* [Written instruction] Identify every line containing the word "arcmin" and reproduce each one.

══ Data rows

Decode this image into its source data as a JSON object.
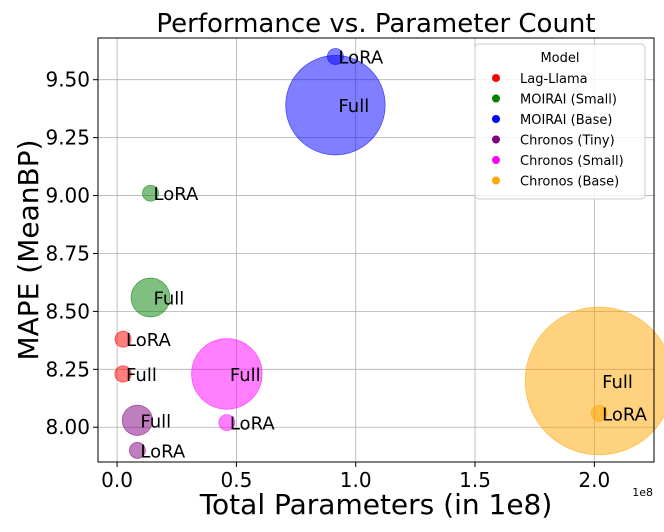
{
  "chart_data": {
    "type": "scatter",
    "title": "Performance vs. Parameter Count",
    "xlabel": "Total Parameters (in 1e8)",
    "ylabel": "MAPE (MeanBP)",
    "x_offset_label": "1e8",
    "xlim": [
      -0.08,
      2.25
    ],
    "ylim": [
      7.85,
      9.68
    ],
    "x_ticks": [
      0.0,
      0.5,
      1.0,
      1.5,
      2.0
    ],
    "x_tick_labels": [
      "0.0",
      "0.5",
      "1.0",
      "1.5",
      "2.0"
    ],
    "y_ticks": [
      8.0,
      8.25,
      8.5,
      8.75,
      9.0,
      9.25,
      9.5
    ],
    "y_tick_labels": [
      "8.00",
      "8.25",
      "8.50",
      "8.75",
      "9.00",
      "9.25",
      "9.50"
    ],
    "grid": true,
    "legend": {
      "title": "Model",
      "placement": "top-right"
    },
    "colors": {
      "Lag-Llama": "#ff0000",
      "MOIRAI (Small)": "#008000",
      "MOIRAI (Base)": "#0000ff",
      "Chronos (Tiny)": "#800080",
      "Chronos (Small)": "#ff00ff",
      "Chronos (Base)": "#ffa500"
    },
    "series": [
      {
        "name": "Lag-Llama",
        "points": [
          {
            "label": "LoRA",
            "x": 0.025,
            "y": 8.38,
            "size": 0.0013
          },
          {
            "label": "Full",
            "x": 0.025,
            "y": 8.23,
            "size": 0.025
          }
        ]
      },
      {
        "name": "MOIRAI (Small)",
        "points": [
          {
            "label": "LoRA",
            "x": 0.14,
            "y": 9.01,
            "size": 0.0013
          },
          {
            "label": "Full",
            "x": 0.14,
            "y": 8.56,
            "size": 0.14
          }
        ]
      },
      {
        "name": "MOIRAI (Base)",
        "points": [
          {
            "label": "LoRA",
            "x": 0.915,
            "y": 9.6,
            "size": 0.0026
          },
          {
            "label": "Full",
            "x": 0.915,
            "y": 9.39,
            "size": 0.915
          }
        ]
      },
      {
        "name": "Chronos (Tiny)",
        "points": [
          {
            "label": "LoRA",
            "x": 0.085,
            "y": 7.9,
            "size": 0.0011
          },
          {
            "label": "Full",
            "x": 0.085,
            "y": 8.03,
            "size": 0.085
          }
        ]
      },
      {
        "name": "Chronos (Small)",
        "points": [
          {
            "label": "LoRA",
            "x": 0.46,
            "y": 8.02,
            "size": 0.002
          },
          {
            "label": "Full",
            "x": 0.46,
            "y": 8.23,
            "size": 0.46
          }
        ]
      },
      {
        "name": "Chronos (Base)",
        "points": [
          {
            "label": "LoRA",
            "x": 2.02,
            "y": 8.06,
            "size": 0.0046
          },
          {
            "label": "Full",
            "x": 2.02,
            "y": 8.2,
            "size": 2.02
          }
        ]
      }
    ]
  }
}
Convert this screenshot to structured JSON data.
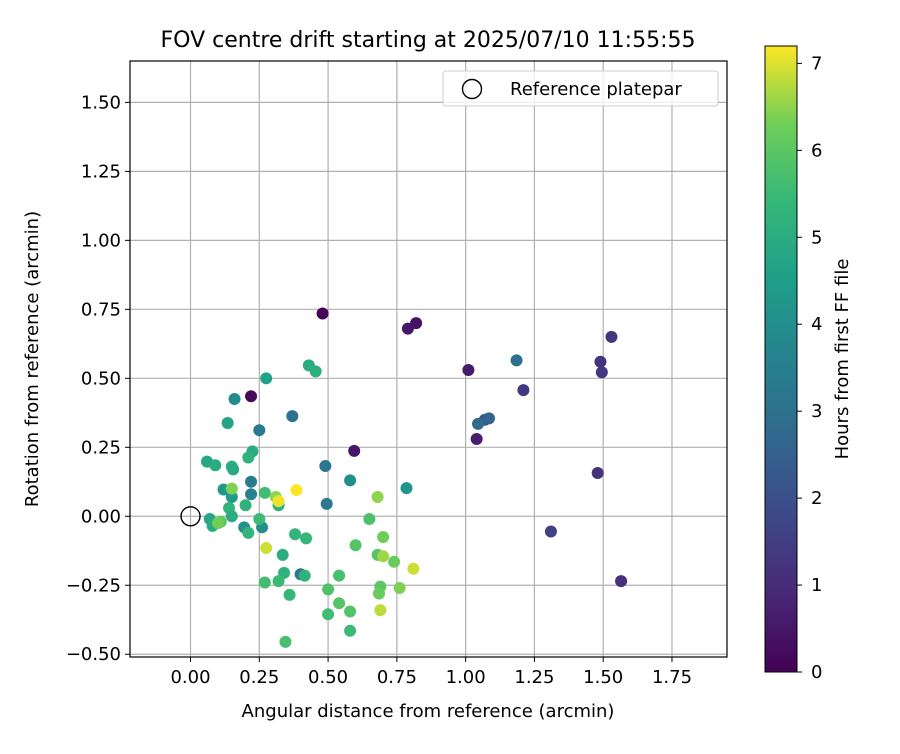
{
  "chart_data": {
    "type": "scatter",
    "title": "FOV centre drift starting at 2025/07/10 11:55:55",
    "xlabel": "Angular distance from reference (arcmin)",
    "ylabel": "Rotation from reference (arcmin)",
    "xlim": [
      -0.22,
      1.95
    ],
    "ylim": [
      -0.51,
      1.65
    ],
    "xticks": [
      0.0,
      0.25,
      0.5,
      0.75,
      1.0,
      1.25,
      1.5,
      1.75
    ],
    "xtick_labels": [
      "0.00",
      "0.25",
      "0.50",
      "0.75",
      "1.00",
      "1.25",
      "1.50",
      "1.75"
    ],
    "yticks": [
      -0.5,
      -0.25,
      0.0,
      0.25,
      0.5,
      0.75,
      1.0,
      1.25,
      1.5
    ],
    "ytick_labels": [
      "−0.50",
      "−0.25",
      "0.00",
      "0.25",
      "0.50",
      "0.75",
      "1.00",
      "1.25",
      "1.50"
    ],
    "grid": true,
    "legend_position": "top-right",
    "reference": {
      "label": "Reference platepar",
      "x": 0.0,
      "y": 0.0
    },
    "colorbar": {
      "label": "Hours from first FF file",
      "min": 0,
      "max": 7.2,
      "ticks": [
        0,
        1,
        2,
        3,
        4,
        5,
        6,
        7
      ],
      "tick_labels": [
        "0",
        "1",
        "2",
        "3",
        "4",
        "5",
        "6",
        "7"
      ],
      "colormap": "viridis"
    },
    "points": [
      {
        "x": 0.48,
        "y": 0.735,
        "h": 0.1
      },
      {
        "x": 0.79,
        "y": 0.68,
        "h": 0.5
      },
      {
        "x": 0.82,
        "y": 0.7,
        "h": 0.4
      },
      {
        "x": 1.01,
        "y": 0.53,
        "h": 0.6
      },
      {
        "x": 1.04,
        "y": 0.28,
        "h": 0.7
      },
      {
        "x": 0.22,
        "y": 0.435,
        "h": 0.2
      },
      {
        "x": 0.595,
        "y": 0.237,
        "h": 0.5
      },
      {
        "x": 1.53,
        "y": 0.65,
        "h": 1.3
      },
      {
        "x": 1.49,
        "y": 0.56,
        "h": 1.2
      },
      {
        "x": 1.495,
        "y": 0.522,
        "h": 1.3
      },
      {
        "x": 1.21,
        "y": 0.457,
        "h": 1.4
      },
      {
        "x": 1.48,
        "y": 0.157,
        "h": 1.2
      },
      {
        "x": 1.31,
        "y": -0.055,
        "h": 1.6
      },
      {
        "x": 1.565,
        "y": -0.235,
        "h": 1.1
      },
      {
        "x": 1.07,
        "y": 0.35,
        "h": 2.1
      },
      {
        "x": 1.085,
        "y": 0.355,
        "h": 2.6
      },
      {
        "x": 1.045,
        "y": 0.335,
        "h": 2.8
      },
      {
        "x": 1.185,
        "y": 0.565,
        "h": 3.0
      },
      {
        "x": 0.25,
        "y": 0.312,
        "h": 3.3
      },
      {
        "x": 0.37,
        "y": 0.363,
        "h": 3.0
      },
      {
        "x": 0.49,
        "y": 0.182,
        "h": 3.2
      },
      {
        "x": 0.495,
        "y": 0.045,
        "h": 3.3
      },
      {
        "x": 0.22,
        "y": 0.125,
        "h": 3.4
      },
      {
        "x": 0.22,
        "y": 0.08,
        "h": 3.6
      },
      {
        "x": 0.4,
        "y": -0.21,
        "h": 3.3
      },
      {
        "x": 0.16,
        "y": 0.425,
        "h": 3.9
      },
      {
        "x": 0.58,
        "y": 0.13,
        "h": 4.0
      },
      {
        "x": 0.785,
        "y": 0.102,
        "h": 4.2
      },
      {
        "x": 0.195,
        "y": -0.04,
        "h": 4.1
      },
      {
        "x": 0.26,
        "y": -0.04,
        "h": 4.0
      },
      {
        "x": 0.12,
        "y": 0.097,
        "h": 4.3
      },
      {
        "x": 0.15,
        "y": 0.07,
        "h": 4.4
      },
      {
        "x": 0.275,
        "y": 0.5,
        "h": 4.6
      },
      {
        "x": 0.135,
        "y": 0.338,
        "h": 4.7
      },
      {
        "x": 0.43,
        "y": 0.547,
        "h": 5.0
      },
      {
        "x": 0.455,
        "y": 0.525,
        "h": 5.1
      },
      {
        "x": 0.225,
        "y": 0.235,
        "h": 5.0
      },
      {
        "x": 0.21,
        "y": 0.213,
        "h": 5.2
      },
      {
        "x": 0.06,
        "y": 0.198,
        "h": 4.8
      },
      {
        "x": 0.09,
        "y": 0.185,
        "h": 5.0
      },
      {
        "x": 0.15,
        "y": 0.18,
        "h": 5.1
      },
      {
        "x": 0.155,
        "y": 0.17,
        "h": 4.9
      },
      {
        "x": 0.07,
        "y": -0.01,
        "h": 4.8
      },
      {
        "x": 0.08,
        "y": -0.035,
        "h": 5.0
      },
      {
        "x": 0.14,
        "y": 0.03,
        "h": 5.3
      },
      {
        "x": 0.2,
        "y": 0.04,
        "h": 5.2
      },
      {
        "x": 0.15,
        "y": 0.0,
        "h": 5.0
      },
      {
        "x": 0.21,
        "y": -0.06,
        "h": 5.3
      },
      {
        "x": 0.25,
        "y": -0.01,
        "h": 5.5
      },
      {
        "x": 0.27,
        "y": 0.085,
        "h": 5.6
      },
      {
        "x": 0.32,
        "y": 0.04,
        "h": 5.1
      },
      {
        "x": 0.335,
        "y": -0.14,
        "h": 5.0
      },
      {
        "x": 0.34,
        "y": -0.205,
        "h": 5.2
      },
      {
        "x": 0.38,
        "y": -0.065,
        "h": 5.3
      },
      {
        "x": 0.42,
        "y": -0.08,
        "h": 5.4
      },
      {
        "x": 0.415,
        "y": -0.215,
        "h": 5.2
      },
      {
        "x": 0.36,
        "y": -0.285,
        "h": 5.4
      },
      {
        "x": 0.32,
        "y": -0.235,
        "h": 5.5
      },
      {
        "x": 0.27,
        "y": -0.24,
        "h": 5.6
      },
      {
        "x": 0.345,
        "y": -0.455,
        "h": 5.7
      },
      {
        "x": 0.5,
        "y": -0.265,
        "h": 5.8
      },
      {
        "x": 0.5,
        "y": -0.355,
        "h": 5.6
      },
      {
        "x": 0.54,
        "y": -0.315,
        "h": 5.9
      },
      {
        "x": 0.58,
        "y": -0.415,
        "h": 5.5
      },
      {
        "x": 0.58,
        "y": -0.345,
        "h": 5.9
      },
      {
        "x": 0.54,
        "y": -0.215,
        "h": 5.7
      },
      {
        "x": 0.6,
        "y": -0.105,
        "h": 5.9
      },
      {
        "x": 0.65,
        "y": -0.01,
        "h": 5.8
      },
      {
        "x": 0.68,
        "y": -0.14,
        "h": 5.9
      },
      {
        "x": 0.69,
        "y": -0.255,
        "h": 6.0
      },
      {
        "x": 0.685,
        "y": -0.28,
        "h": 6.2
      },
      {
        "x": 0.7,
        "y": -0.075,
        "h": 6.3
      },
      {
        "x": 0.7,
        "y": -0.145,
        "h": 6.6
      },
      {
        "x": 0.74,
        "y": -0.165,
        "h": 6.2
      },
      {
        "x": 0.76,
        "y": -0.26,
        "h": 6.4
      },
      {
        "x": 0.69,
        "y": -0.34,
        "h": 6.8
      },
      {
        "x": 0.68,
        "y": 0.07,
        "h": 6.5
      },
      {
        "x": 0.81,
        "y": -0.19,
        "h": 6.9
      },
      {
        "x": 0.11,
        "y": -0.02,
        "h": 6.0
      },
      {
        "x": 0.1,
        "y": -0.025,
        "h": 6.3
      },
      {
        "x": 0.15,
        "y": 0.1,
        "h": 6.4
      },
      {
        "x": 0.31,
        "y": 0.07,
        "h": 6.5
      },
      {
        "x": 0.32,
        "y": 0.055,
        "h": 7.1
      },
      {
        "x": 0.385,
        "y": 0.095,
        "h": 7.2
      },
      {
        "x": 0.275,
        "y": -0.115,
        "h": 6.9
      }
    ]
  }
}
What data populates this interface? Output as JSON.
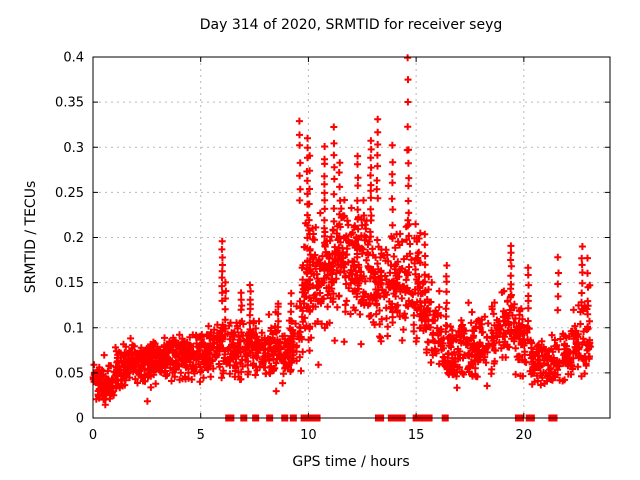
{
  "colors": {
    "background": "#ffffff",
    "marker": "#ff0000",
    "grid": "#b9b9b9",
    "axis": "#000000",
    "text": "#000000"
  },
  "chart_data": {
    "type": "scatter",
    "title": "Day 314 of 2020, SRMTID for receiver seyg",
    "xlabel": "GPS time / hours",
    "ylabel": "SRMTID / TECUs",
    "xlim": [
      0,
      24
    ],
    "ylim": [
      0,
      0.4
    ],
    "x_ticks": [
      0,
      5,
      10,
      15,
      20
    ],
    "x_tick_labels": [
      "0",
      "5",
      "10",
      "15",
      "20"
    ],
    "y_ticks": [
      0,
      0.05,
      0.1,
      0.15,
      0.2,
      0.25,
      0.3,
      0.35,
      0.4
    ],
    "y_tick_labels": [
      "0",
      "0.05",
      "0.1",
      "0.15",
      "0.2",
      "0.25",
      "0.3",
      "0.35",
      "0.4"
    ],
    "grid": true,
    "legend": "none",
    "marker": "plus-cross",
    "marker_color": "#ff0000",
    "series": [
      {
        "name": "srmtid-values",
        "style": "cross",
        "note": "dense noisy scatter; bands = [x_start,x_end,center_start,center_end,half_spread,count], spikes = [x,y_min,y_max,count] tall narrow excursion columns",
        "bands": [
          [
            0.0,
            1.0,
            0.042,
            0.04,
            0.013,
            90
          ],
          [
            1.0,
            2.0,
            0.055,
            0.065,
            0.016,
            95
          ],
          [
            2.0,
            3.0,
            0.058,
            0.06,
            0.016,
            95
          ],
          [
            3.0,
            4.0,
            0.065,
            0.068,
            0.016,
            95
          ],
          [
            4.0,
            5.0,
            0.068,
            0.07,
            0.017,
            95
          ],
          [
            5.0,
            6.0,
            0.07,
            0.08,
            0.018,
            90
          ],
          [
            6.0,
            7.0,
            0.075,
            0.075,
            0.02,
            85
          ],
          [
            7.0,
            8.0,
            0.08,
            0.075,
            0.02,
            85
          ],
          [
            8.0,
            9.0,
            0.07,
            0.075,
            0.02,
            85
          ],
          [
            9.0,
            9.7,
            0.075,
            0.09,
            0.024,
            55
          ],
          [
            9.7,
            10.3,
            0.14,
            0.16,
            0.045,
            60
          ],
          [
            10.3,
            11.0,
            0.15,
            0.16,
            0.038,
            65
          ],
          [
            11.0,
            12.0,
            0.17,
            0.18,
            0.04,
            100
          ],
          [
            12.0,
            13.0,
            0.17,
            0.17,
            0.04,
            100
          ],
          [
            13.0,
            13.6,
            0.16,
            0.13,
            0.04,
            55
          ],
          [
            13.6,
            14.5,
            0.14,
            0.15,
            0.04,
            75
          ],
          [
            14.5,
            15.2,
            0.17,
            0.15,
            0.045,
            65
          ],
          [
            15.2,
            16.0,
            0.12,
            0.1,
            0.028,
            65
          ],
          [
            16.0,
            16.7,
            0.09,
            0.075,
            0.022,
            55
          ],
          [
            16.7,
            17.5,
            0.07,
            0.08,
            0.022,
            60
          ],
          [
            17.5,
            18.5,
            0.08,
            0.075,
            0.024,
            75
          ],
          [
            18.5,
            19.5,
            0.09,
            0.11,
            0.027,
            75
          ],
          [
            19.5,
            20.3,
            0.09,
            0.08,
            0.025,
            60
          ],
          [
            20.3,
            21.3,
            0.065,
            0.06,
            0.02,
            70
          ],
          [
            21.3,
            22.3,
            0.065,
            0.07,
            0.022,
            70
          ],
          [
            22.3,
            23.1,
            0.08,
            0.09,
            0.027,
            60
          ]
        ],
        "spikes": [
          [
            6.0,
            0.13,
            0.195,
            9
          ],
          [
            6.15,
            0.1,
            0.15,
            6
          ],
          [
            6.9,
            0.11,
            0.14,
            5
          ],
          [
            7.3,
            0.1,
            0.145,
            8
          ],
          [
            8.6,
            0.1,
            0.13,
            5
          ],
          [
            9.2,
            0.055,
            0.135,
            10
          ],
          [
            9.6,
            0.24,
            0.33,
            7
          ],
          [
            9.95,
            0.15,
            0.31,
            14
          ],
          [
            10.05,
            0.1,
            0.29,
            12
          ],
          [
            10.75,
            0.19,
            0.3,
            12
          ],
          [
            11.2,
            0.22,
            0.32,
            8
          ],
          [
            11.45,
            0.2,
            0.285,
            7
          ],
          [
            12.3,
            0.21,
            0.29,
            8
          ],
          [
            12.9,
            0.22,
            0.31,
            10
          ],
          [
            13.2,
            0.24,
            0.33,
            8
          ],
          [
            13.9,
            0.2,
            0.3,
            8
          ],
          [
            14.6,
            0.3,
            0.4,
            5
          ],
          [
            14.65,
            0.2,
            0.295,
            8
          ],
          [
            15.4,
            0.13,
            0.2,
            8
          ],
          [
            16.4,
            0.1,
            0.17,
            8
          ],
          [
            19.4,
            0.12,
            0.19,
            10
          ],
          [
            20.2,
            0.1,
            0.165,
            8
          ],
          [
            21.6,
            0.12,
            0.175,
            5
          ],
          [
            22.7,
            0.12,
            0.19,
            8
          ],
          [
            22.95,
            0.1,
            0.175,
            6
          ]
        ]
      },
      {
        "name": "flags-at-zero",
        "style": "filled-square",
        "y": 0,
        "x": [
          6.3,
          6.4,
          7.0,
          7.55,
          8.2,
          8.9,
          9.3,
          9.8,
          9.9,
          10.0,
          10.1,
          10.2,
          10.3,
          10.4,
          13.25,
          13.35,
          13.85,
          13.95,
          14.05,
          14.25,
          14.35,
          15.0,
          15.1,
          15.2,
          15.3,
          15.4,
          15.5,
          15.6,
          16.35,
          19.75,
          19.85,
          20.25,
          20.35,
          21.3,
          21.4
        ]
      }
    ]
  }
}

════

* [Solution to this exercise]
    "xlabel": "Angular distance from reference (arcmin)",
    "ylabel": "Rotation from reference (arcmin)",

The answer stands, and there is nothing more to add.